- WHAT YOU HAVE TO DO -
Pull every line of the entries that has the word "this".
===== STORED ROWS =====
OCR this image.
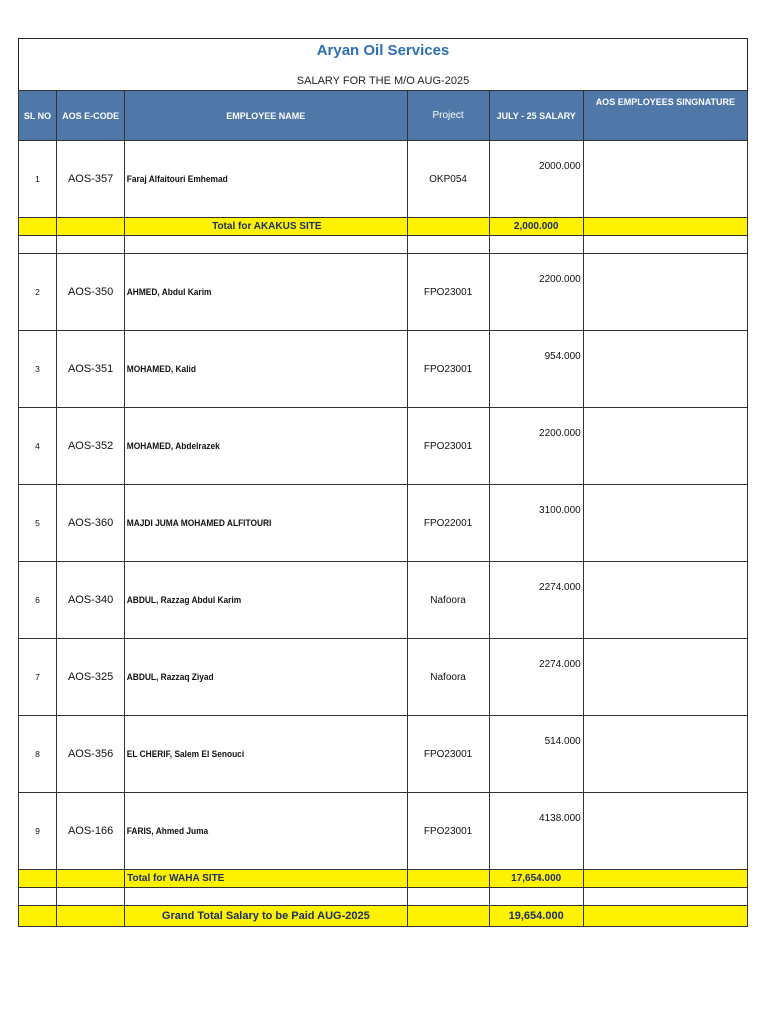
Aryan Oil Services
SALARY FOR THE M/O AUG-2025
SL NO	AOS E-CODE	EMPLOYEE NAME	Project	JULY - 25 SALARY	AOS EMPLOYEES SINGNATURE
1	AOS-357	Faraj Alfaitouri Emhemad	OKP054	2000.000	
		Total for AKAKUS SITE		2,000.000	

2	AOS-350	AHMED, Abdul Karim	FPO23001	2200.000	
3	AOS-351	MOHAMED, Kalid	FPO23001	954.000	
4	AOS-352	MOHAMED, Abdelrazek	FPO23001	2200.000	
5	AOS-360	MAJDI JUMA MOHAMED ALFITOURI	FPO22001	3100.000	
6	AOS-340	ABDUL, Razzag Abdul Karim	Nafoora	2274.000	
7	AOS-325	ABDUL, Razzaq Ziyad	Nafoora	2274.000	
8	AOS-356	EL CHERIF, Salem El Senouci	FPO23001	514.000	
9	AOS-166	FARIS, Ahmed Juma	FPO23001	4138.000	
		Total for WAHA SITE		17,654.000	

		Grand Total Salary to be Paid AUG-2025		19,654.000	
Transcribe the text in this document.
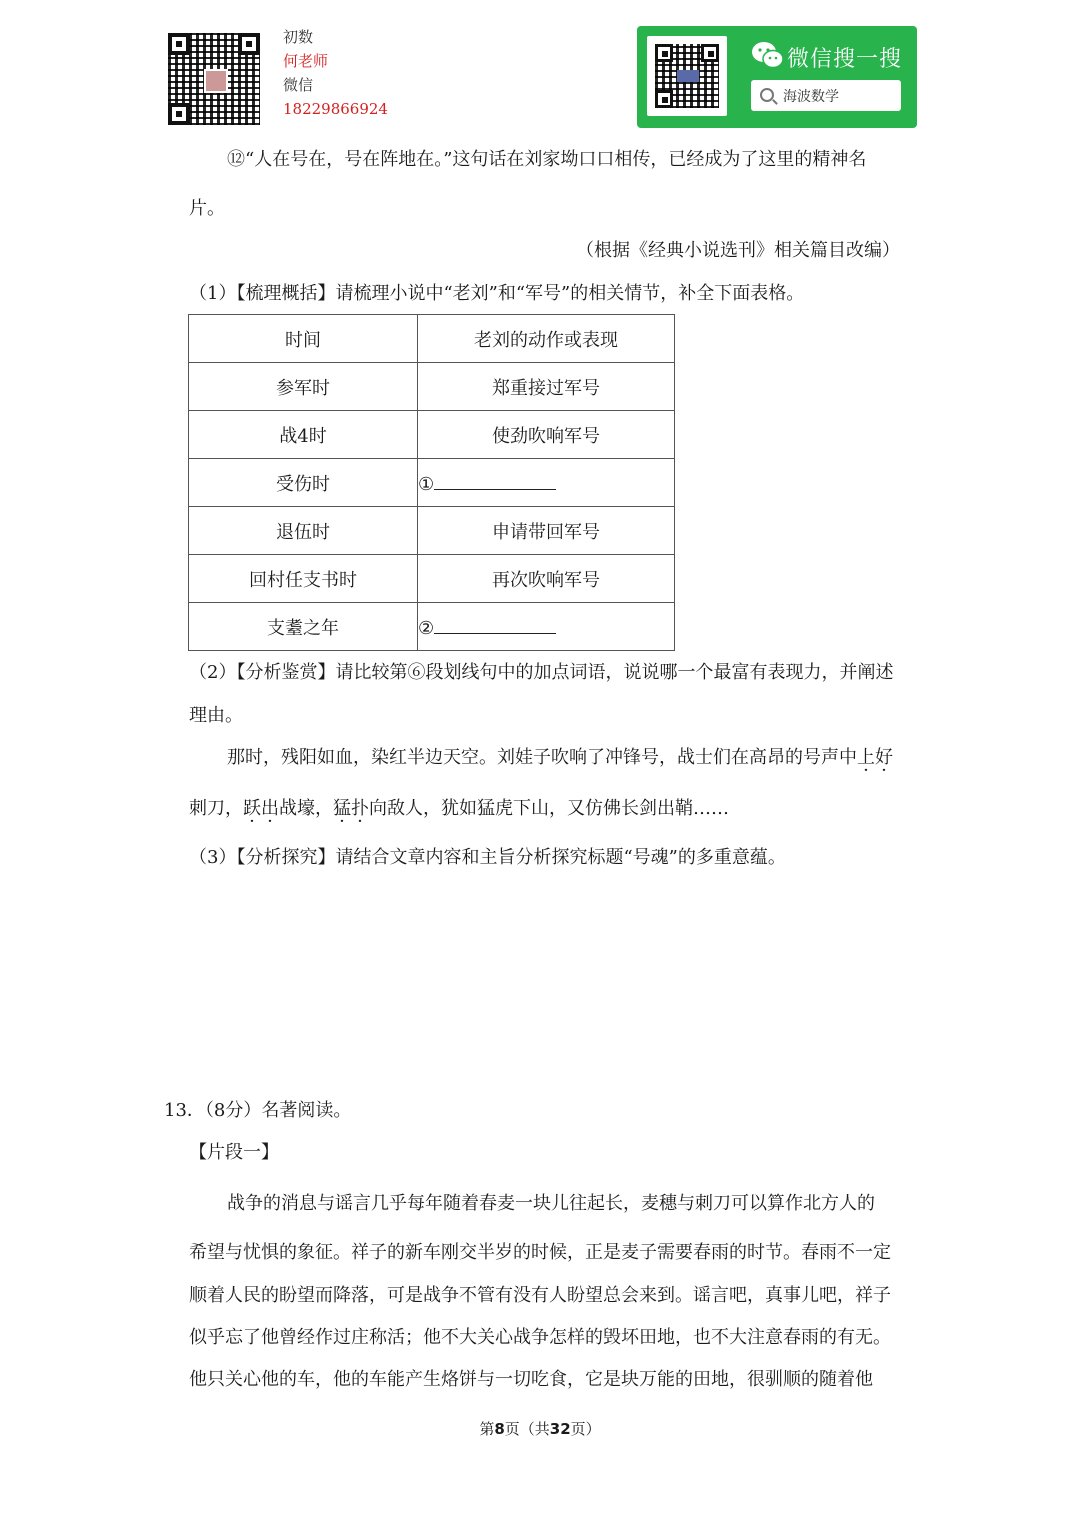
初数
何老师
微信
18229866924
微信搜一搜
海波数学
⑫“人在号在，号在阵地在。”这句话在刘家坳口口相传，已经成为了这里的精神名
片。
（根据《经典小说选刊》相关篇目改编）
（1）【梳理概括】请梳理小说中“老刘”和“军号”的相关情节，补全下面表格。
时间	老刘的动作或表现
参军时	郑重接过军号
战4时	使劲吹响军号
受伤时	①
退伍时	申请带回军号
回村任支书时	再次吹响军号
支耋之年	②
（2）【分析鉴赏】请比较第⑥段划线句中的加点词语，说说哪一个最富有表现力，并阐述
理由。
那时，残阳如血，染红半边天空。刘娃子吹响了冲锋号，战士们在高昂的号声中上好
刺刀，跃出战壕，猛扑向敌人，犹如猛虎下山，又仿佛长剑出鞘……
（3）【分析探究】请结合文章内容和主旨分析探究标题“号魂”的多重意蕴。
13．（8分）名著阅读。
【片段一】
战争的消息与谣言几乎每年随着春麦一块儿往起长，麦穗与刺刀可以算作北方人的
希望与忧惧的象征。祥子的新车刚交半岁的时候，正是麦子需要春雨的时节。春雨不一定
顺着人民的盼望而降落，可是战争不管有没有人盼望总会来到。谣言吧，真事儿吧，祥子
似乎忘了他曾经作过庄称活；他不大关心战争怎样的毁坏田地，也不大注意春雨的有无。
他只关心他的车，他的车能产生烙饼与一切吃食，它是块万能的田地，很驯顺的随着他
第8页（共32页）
=====
- WRITTEN ANSWER -
OCR this image.
Transcribe the text in this document.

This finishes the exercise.